_REQUEST_
Copy out every row below word for word.

_THE DATA_
++++++++++++++++++++

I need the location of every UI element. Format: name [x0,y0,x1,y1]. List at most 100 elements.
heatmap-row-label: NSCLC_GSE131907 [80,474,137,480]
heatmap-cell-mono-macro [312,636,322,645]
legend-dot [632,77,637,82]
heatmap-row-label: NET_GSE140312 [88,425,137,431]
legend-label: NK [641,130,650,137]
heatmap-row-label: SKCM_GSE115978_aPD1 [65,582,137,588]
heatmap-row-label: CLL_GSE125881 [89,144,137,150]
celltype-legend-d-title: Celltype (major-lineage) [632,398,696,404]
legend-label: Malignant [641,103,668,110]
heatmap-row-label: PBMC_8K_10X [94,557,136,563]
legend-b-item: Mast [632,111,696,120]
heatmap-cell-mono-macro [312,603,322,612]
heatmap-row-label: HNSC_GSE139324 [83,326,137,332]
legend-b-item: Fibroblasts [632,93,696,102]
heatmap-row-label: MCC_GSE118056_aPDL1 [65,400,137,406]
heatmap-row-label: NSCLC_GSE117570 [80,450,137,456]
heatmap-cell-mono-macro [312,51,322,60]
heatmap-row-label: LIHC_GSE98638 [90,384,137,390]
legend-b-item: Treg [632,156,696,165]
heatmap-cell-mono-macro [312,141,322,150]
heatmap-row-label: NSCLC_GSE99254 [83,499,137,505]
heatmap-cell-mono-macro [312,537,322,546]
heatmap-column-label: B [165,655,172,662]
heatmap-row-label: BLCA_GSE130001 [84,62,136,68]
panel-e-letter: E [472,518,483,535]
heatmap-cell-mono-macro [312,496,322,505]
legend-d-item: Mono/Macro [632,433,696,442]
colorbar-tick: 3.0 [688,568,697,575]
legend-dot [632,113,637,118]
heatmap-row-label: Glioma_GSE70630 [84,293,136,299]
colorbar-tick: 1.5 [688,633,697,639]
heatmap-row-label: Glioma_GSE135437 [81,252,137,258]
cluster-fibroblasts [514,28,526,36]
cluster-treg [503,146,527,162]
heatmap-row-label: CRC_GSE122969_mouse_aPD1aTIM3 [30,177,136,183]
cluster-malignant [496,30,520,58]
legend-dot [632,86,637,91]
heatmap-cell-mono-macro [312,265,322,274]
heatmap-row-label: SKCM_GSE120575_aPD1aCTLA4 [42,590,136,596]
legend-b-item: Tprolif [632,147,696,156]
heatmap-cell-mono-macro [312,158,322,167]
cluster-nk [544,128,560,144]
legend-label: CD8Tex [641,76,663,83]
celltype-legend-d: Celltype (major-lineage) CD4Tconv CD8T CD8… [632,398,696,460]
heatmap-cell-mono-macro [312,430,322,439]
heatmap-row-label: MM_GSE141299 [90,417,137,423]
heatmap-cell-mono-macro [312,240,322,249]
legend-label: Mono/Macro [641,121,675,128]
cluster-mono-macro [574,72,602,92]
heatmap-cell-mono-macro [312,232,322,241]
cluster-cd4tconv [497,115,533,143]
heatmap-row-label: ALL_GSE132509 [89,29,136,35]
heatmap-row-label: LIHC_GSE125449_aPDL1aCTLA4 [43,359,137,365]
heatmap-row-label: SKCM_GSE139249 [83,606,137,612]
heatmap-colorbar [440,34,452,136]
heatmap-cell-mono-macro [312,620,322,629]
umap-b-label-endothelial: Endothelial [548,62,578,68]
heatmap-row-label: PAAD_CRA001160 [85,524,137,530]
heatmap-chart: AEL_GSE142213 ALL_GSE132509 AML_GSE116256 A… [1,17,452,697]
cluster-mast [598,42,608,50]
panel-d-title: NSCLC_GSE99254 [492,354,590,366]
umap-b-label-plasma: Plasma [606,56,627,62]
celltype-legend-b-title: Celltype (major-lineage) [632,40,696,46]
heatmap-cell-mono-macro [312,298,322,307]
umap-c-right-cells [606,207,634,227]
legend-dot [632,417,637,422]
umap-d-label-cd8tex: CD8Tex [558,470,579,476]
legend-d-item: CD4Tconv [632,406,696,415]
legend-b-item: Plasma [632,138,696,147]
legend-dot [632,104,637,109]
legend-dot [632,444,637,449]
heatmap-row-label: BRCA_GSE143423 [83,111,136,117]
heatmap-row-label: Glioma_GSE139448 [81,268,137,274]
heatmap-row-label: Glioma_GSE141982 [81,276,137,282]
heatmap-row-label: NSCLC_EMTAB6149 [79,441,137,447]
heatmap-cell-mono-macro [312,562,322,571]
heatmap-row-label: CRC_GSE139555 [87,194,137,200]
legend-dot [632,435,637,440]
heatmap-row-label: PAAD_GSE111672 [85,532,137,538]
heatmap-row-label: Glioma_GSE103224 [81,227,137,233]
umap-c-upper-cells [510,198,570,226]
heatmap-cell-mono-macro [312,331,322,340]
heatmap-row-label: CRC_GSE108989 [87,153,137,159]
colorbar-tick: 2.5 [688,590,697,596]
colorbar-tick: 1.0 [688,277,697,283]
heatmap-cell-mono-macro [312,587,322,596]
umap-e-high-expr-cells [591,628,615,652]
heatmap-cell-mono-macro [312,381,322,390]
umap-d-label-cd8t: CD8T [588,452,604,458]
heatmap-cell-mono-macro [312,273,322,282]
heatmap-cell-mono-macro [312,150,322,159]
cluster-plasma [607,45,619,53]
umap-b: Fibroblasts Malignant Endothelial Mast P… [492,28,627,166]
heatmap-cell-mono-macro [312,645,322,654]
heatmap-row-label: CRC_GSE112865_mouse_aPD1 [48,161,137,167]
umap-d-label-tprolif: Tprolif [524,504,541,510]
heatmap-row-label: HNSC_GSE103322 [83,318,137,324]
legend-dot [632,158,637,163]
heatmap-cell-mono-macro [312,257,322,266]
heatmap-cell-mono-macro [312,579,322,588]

++++++++++++++++++++

_ANSWER_
I need the location of every UI element. Format: name [x0,y0,x1,y1]. List at most 100 elements.
heatmap-row-label: NSCLC_GSE131907 [80,474,137,480]
heatmap-cell-mono-macro [312,636,322,645]
legend-dot [632,77,637,82]
heatmap-row-label: NET_GSE140312 [88,425,137,431]
legend-label: NK [641,130,650,137]
heatmap-row-label: SKCM_GSE115978_aPD1 [65,582,137,588]
heatmap-row-label: CLL_GSE125881 [89,144,137,150]
celltype-legend-d-title: Celltype (major-lineage) [632,398,696,404]
legend-label: Malignant [641,103,668,110]
heatmap-row-label: PBMC_8K_10X [94,557,136,563]
legend-b-item: Mast [632,111,696,120]
heatmap-cell-mono-macro [312,603,322,612]
heatmap-row-label: HNSC_GSE139324 [83,326,137,332]
legend-b-item: Fibroblasts [632,93,696,102]
heatmap-row-label: MCC_GSE118056_aPDL1 [65,400,137,406]
heatmap-row-label: NSCLC_GSE117570 [80,450,137,456]
heatmap-cell-mono-macro [312,51,322,60]
heatmap-row-label: LIHC_GSE98638 [90,384,137,390]
legend-b-item: Treg [632,156,696,165]
heatmap-cell-mono-macro [312,141,322,150]
heatmap-row-label: NSCLC_GSE99254 [83,499,137,505]
heatmap-cell-mono-macro [312,537,322,546]
heatmap-column-label: B [165,655,172,662]
heatmap-row-label: BLCA_GSE130001 [84,62,136,68]
panel-e-letter: E [472,518,483,535]
heatmap-cell-mono-macro [312,496,322,505]
legend-d-item: Mono/Macro [632,433,696,442]
colorbar-tick: 3.0 [688,568,697,575]
legend-dot [632,113,637,118]
heatmap-row-label: Glioma_GSE70630 [84,293,136,299]
colorbar-tick: 1.5 [688,633,697,639]
heatmap-row-label: Glioma_GSE135437 [81,252,137,258]
cluster-fibroblasts [514,28,526,36]
cluster-treg [503,146,527,162]
heatmap-row-label: CRC_GSE122969_mouse_aPD1aTIM3 [30,177,136,183]
cluster-malignant [496,30,520,58]
legend-dot [632,86,637,91]
heatmap-cell-mono-macro [312,265,322,274]
heatmap-row-label: SKCM_GSE120575_aPD1aCTLA4 [42,590,136,596]
legend-b-item: Tprolif [632,147,696,156]
heatmap-cell-mono-macro [312,158,322,167]
cluster-nk [544,128,560,144]
legend-label: CD8Tex [641,76,663,83]
celltype-legend-d: Celltype (major-lineage) CD4Tconv CD8T CD8… [632,398,696,460]
heatmap-cell-mono-macro [312,430,322,439]
heatmap-row-label: MM_GSE141299 [90,417,137,423]
heatmap-cell-mono-macro [312,240,322,249]
legend-label: Mono/Macro [641,121,675,128]
cluster-mono-macro [574,72,602,92]
heatmap-cell-mono-macro [312,232,322,241]
cluster-cd4tconv [497,115,533,143]
heatmap-row-label: ALL_GSE132509 [89,29,136,35]
heatmap-row-label: LIHC_GSE125449_aPDL1aCTLA4 [43,359,137,365]
heatmap-row-label: SKCM_GSE139249 [83,606,137,612]
heatmap-colorbar [440,34,452,136]
heatmap-cell-mono-macro [312,620,322,629]
umap-b-label-endothelial: Endothelial [548,62,578,68]
heatmap-row-label: PAAD_CRA001160 [85,524,137,530]
heatmap-chart: AEL_GSE142213 ALL_GSE132509 AML_GSE116256 A… [1,17,452,697]
cluster-mast [598,42,608,50]
panel-d-title: NSCLC_GSE99254 [492,354,590,366]
umap-b-label-plasma: Plasma [606,56,627,62]
celltype-legend-b-title: Celltype (major-lineage) [632,40,696,46]
heatmap-cell-mono-macro [312,298,322,307]
umap-c-right-cells [606,207,634,227]
legend-dot [632,417,637,422]
umap-d-label-cd8tex: CD8Tex [558,470,579,476]
legend-d-item: CD4Tconv [632,406,696,415]
legend-b-item: Plasma [632,138,696,147]
legend-dot [632,104,637,109]
legend-dot [632,444,637,449]
heatmap-row-label: BRCA_GSE143423 [83,111,136,117]
heatmap-row-label: Glioma_GSE139448 [81,268,137,274]
heatmap-row-label: Glioma_GSE141982 [81,276,137,282]
heatmap-row-label: NSCLC_EMTAB6149 [79,441,137,447]
heatmap-cell-mono-macro [312,562,322,571]
heatmap-row-label: CRC_GSE139555 [87,194,137,200]
legend-dot [632,435,637,440]
heatmap-row-label: PAAD_GSE111672 [85,532,137,538]
heatmap-row-label: Glioma_GSE103224 [81,227,137,233]
umap-c-upper-cells [510,198,570,226]
heatmap-cell-mono-macro [312,331,322,340]
heatmap-row-label: CRC_GSE108989 [87,153,137,159]
colorbar-tick: 2.5 [688,590,697,596]
colorbar-tick: 1.0 [688,277,697,283]
heatmap-cell-mono-macro [312,587,322,596]
umap-e-high-expr-cells [591,628,615,652]
heatmap-cell-mono-macro [312,381,322,390]
umap-d-label-cd8t: CD8T [588,452,604,458]
heatmap-cell-mono-macro [312,273,322,282]
heatmap-cell-mono-macro [312,150,322,159]
cluster-plasma [607,45,619,53]
umap-b: Fibroblasts Malignant Endothelial Mast P… [492,28,627,166]
heatmap-cell-mono-macro [312,645,322,654]
heatmap-row-label: CRC_GSE112865_mouse_aPD1 [48,161,137,167]
umap-d-label-tprolif: Tprolif [524,504,541,510]
heatmap-row-label: HNSC_GSE103322 [83,318,137,324]
legend-dot [632,158,637,163]
heatmap-cell-mono-macro [312,257,322,266]
heatmap-cell-mono-macro [312,579,322,588]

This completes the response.